## SHORT EXERCISE
From the listing below, pick out each line with the word "SPECIFICITY".

[Figure record listings]

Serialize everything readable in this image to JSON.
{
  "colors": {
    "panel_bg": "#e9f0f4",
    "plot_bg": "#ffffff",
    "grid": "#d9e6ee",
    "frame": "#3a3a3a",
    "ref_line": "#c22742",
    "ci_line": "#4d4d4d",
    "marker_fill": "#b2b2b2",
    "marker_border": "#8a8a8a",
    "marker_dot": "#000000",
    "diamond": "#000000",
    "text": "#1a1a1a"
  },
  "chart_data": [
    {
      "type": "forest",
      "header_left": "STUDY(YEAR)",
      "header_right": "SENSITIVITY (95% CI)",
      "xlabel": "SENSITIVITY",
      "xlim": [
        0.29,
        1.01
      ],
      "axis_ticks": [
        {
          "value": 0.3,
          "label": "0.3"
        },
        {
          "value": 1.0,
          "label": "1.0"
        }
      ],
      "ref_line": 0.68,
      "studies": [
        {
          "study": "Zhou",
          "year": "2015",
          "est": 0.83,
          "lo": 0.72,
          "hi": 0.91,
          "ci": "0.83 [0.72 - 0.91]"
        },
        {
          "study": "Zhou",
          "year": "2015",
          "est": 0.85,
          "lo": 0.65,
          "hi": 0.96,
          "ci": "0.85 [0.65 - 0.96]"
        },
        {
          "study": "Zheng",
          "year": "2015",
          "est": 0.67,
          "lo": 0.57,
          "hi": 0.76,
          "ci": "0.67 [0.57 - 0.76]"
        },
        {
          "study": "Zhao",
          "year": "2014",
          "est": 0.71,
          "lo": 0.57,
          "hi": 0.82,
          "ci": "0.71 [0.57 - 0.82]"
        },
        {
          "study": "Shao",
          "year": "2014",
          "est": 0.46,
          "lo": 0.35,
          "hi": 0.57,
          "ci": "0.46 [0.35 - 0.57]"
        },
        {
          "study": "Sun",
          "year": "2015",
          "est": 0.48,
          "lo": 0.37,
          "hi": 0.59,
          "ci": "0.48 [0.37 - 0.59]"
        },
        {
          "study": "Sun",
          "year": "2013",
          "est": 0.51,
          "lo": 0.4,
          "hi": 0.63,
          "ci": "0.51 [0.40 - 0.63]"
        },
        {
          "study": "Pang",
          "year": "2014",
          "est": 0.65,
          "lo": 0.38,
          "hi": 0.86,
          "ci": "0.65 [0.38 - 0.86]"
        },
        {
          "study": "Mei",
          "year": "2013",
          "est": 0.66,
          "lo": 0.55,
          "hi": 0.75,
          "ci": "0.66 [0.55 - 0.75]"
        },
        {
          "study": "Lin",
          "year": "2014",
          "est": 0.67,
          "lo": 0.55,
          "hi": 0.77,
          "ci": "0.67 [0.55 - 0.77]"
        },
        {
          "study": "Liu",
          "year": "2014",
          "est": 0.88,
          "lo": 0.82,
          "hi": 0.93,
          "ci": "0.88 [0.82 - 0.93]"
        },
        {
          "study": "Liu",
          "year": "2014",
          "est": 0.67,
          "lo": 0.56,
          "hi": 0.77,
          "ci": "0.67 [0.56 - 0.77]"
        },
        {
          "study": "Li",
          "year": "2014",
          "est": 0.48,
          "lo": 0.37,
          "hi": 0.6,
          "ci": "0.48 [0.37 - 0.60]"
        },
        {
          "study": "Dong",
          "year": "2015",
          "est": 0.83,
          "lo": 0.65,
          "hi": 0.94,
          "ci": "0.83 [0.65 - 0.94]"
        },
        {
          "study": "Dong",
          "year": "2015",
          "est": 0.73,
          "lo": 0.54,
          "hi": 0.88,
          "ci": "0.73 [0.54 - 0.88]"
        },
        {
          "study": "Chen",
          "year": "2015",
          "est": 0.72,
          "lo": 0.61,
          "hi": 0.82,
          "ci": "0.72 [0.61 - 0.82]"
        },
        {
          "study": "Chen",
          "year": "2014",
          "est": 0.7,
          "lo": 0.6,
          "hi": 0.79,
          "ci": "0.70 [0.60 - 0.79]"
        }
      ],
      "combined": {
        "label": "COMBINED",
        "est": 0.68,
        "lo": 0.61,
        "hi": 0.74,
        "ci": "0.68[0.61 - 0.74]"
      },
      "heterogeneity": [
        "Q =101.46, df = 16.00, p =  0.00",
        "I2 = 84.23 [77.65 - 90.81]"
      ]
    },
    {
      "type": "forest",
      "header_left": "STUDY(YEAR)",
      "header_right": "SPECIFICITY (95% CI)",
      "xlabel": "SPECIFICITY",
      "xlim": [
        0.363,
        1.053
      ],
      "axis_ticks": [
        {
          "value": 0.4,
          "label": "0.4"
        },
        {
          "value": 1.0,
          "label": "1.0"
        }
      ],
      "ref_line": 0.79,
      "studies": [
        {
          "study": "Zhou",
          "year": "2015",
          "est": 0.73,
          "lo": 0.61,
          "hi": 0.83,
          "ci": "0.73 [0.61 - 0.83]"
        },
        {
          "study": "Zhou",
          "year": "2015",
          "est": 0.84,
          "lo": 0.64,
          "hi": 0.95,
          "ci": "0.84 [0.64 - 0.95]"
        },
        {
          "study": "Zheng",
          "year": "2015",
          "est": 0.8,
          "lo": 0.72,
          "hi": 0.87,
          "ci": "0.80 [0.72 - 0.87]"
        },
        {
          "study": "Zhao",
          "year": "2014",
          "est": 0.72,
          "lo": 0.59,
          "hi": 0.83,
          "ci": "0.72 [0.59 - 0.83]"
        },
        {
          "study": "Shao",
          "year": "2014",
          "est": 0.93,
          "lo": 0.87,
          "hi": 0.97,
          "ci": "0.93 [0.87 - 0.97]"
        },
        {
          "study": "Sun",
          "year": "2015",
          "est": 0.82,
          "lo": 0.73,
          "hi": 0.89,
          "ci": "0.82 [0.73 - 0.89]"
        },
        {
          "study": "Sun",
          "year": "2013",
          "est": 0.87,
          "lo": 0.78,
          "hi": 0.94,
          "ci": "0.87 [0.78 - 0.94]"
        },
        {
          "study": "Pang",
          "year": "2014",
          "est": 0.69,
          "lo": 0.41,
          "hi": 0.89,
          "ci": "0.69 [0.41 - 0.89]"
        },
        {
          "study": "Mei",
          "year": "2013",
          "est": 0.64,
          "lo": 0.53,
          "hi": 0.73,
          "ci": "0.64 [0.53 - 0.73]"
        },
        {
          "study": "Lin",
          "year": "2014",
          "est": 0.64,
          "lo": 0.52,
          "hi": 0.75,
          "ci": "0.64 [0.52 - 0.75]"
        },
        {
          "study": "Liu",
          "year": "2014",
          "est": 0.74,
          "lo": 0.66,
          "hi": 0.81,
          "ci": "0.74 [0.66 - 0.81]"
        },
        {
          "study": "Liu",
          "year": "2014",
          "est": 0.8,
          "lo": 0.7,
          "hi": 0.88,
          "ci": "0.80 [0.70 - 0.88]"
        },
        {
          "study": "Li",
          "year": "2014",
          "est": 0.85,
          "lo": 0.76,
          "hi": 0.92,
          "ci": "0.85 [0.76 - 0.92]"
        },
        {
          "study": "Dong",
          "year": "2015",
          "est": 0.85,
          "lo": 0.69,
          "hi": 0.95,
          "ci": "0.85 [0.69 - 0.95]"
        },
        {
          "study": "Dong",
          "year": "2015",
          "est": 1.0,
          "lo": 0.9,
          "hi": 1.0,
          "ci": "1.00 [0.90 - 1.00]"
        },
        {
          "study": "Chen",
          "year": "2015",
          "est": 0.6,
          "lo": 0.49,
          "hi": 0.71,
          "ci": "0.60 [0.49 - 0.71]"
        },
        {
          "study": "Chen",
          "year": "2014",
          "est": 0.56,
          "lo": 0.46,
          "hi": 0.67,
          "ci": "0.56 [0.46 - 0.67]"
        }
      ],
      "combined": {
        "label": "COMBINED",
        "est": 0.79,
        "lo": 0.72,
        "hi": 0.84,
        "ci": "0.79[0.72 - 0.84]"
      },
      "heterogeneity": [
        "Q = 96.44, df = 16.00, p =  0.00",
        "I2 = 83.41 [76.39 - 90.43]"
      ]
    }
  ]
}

## IN RESPONSE
      "header_right": "SPECIFICITY (95% CI)",
      "xlabel": "SPECIFICITY",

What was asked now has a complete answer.